◆ INSTRUCTIONS FOR THE TASK
Scan the entries for the string "placeholder" and give the number of lines that have it, nothing further.

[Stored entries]
####################

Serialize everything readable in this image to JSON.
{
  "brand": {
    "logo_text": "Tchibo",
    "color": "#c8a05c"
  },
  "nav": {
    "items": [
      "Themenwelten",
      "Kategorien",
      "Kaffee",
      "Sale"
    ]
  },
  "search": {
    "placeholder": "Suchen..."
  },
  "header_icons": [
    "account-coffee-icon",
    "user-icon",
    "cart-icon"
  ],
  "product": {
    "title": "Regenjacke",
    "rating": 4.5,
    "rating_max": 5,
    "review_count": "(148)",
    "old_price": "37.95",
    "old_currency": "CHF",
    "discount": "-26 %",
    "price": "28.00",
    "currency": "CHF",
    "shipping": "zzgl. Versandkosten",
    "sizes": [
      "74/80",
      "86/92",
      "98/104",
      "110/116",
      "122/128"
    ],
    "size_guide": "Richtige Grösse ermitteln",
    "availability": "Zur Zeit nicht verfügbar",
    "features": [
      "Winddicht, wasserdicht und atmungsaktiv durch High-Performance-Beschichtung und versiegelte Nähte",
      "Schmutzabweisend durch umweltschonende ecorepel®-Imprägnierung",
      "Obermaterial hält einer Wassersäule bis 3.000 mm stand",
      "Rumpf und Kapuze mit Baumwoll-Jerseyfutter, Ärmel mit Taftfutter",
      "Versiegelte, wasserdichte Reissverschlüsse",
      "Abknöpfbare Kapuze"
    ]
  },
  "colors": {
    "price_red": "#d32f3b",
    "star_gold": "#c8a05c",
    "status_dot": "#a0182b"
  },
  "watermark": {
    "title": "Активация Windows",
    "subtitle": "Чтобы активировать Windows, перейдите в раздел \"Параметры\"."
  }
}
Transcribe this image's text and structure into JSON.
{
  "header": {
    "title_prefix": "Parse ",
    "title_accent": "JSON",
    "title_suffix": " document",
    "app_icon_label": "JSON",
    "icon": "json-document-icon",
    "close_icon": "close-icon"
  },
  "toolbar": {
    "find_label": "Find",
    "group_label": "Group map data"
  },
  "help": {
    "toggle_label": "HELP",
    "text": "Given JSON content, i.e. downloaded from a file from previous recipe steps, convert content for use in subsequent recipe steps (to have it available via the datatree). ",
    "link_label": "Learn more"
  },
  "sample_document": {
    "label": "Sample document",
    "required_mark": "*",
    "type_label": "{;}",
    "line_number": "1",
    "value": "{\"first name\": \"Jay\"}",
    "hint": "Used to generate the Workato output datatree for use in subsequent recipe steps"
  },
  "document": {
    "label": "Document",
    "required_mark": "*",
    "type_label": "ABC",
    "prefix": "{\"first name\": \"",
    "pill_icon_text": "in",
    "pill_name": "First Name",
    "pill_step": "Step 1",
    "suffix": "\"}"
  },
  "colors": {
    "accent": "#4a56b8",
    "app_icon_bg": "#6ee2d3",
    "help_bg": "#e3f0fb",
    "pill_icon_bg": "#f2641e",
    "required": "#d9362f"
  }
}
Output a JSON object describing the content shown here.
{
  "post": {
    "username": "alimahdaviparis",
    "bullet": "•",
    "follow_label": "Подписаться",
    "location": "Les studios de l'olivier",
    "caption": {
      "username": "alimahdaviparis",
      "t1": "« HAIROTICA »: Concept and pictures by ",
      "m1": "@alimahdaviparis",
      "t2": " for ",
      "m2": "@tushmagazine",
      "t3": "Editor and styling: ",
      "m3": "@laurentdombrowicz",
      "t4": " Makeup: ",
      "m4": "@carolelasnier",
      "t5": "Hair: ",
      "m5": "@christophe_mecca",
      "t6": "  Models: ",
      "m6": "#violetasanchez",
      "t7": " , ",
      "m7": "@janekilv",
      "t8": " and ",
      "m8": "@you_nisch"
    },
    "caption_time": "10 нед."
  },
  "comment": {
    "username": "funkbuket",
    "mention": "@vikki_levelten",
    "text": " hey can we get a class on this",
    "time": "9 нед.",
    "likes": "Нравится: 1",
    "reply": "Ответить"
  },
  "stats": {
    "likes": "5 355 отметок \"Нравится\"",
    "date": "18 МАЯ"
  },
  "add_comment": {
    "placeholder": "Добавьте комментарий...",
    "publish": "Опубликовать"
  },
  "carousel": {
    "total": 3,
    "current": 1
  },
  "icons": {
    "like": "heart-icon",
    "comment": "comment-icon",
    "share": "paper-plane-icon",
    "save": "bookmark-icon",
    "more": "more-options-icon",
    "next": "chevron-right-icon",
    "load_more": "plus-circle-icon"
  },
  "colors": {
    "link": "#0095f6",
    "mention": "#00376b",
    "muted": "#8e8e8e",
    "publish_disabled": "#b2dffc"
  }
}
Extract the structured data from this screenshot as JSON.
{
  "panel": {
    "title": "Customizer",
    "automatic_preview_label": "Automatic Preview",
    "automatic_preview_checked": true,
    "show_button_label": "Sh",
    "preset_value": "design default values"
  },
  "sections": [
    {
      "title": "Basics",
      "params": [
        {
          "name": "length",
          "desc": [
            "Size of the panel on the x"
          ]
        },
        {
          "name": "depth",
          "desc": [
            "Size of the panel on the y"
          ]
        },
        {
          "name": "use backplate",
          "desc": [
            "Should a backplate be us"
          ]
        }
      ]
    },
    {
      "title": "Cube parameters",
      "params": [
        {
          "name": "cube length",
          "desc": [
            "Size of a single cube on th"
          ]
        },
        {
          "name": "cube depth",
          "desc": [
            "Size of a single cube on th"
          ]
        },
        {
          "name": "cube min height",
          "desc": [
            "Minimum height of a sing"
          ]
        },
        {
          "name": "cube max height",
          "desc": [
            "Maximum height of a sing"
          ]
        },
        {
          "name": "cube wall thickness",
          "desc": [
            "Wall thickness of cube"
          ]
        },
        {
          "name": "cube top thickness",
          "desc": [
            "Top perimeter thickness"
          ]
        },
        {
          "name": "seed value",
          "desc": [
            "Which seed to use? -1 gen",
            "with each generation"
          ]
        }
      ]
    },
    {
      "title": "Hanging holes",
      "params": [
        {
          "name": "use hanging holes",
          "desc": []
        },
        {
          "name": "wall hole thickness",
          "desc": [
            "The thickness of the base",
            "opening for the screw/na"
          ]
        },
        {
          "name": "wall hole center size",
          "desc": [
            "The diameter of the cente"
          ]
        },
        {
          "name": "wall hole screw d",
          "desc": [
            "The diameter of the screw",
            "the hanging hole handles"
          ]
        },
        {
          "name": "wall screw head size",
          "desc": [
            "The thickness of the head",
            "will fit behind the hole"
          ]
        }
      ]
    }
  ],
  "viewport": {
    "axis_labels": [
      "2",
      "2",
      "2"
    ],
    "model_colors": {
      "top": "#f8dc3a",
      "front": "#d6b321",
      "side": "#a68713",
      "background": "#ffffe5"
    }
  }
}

####################

◆ CORRECT RESULT
2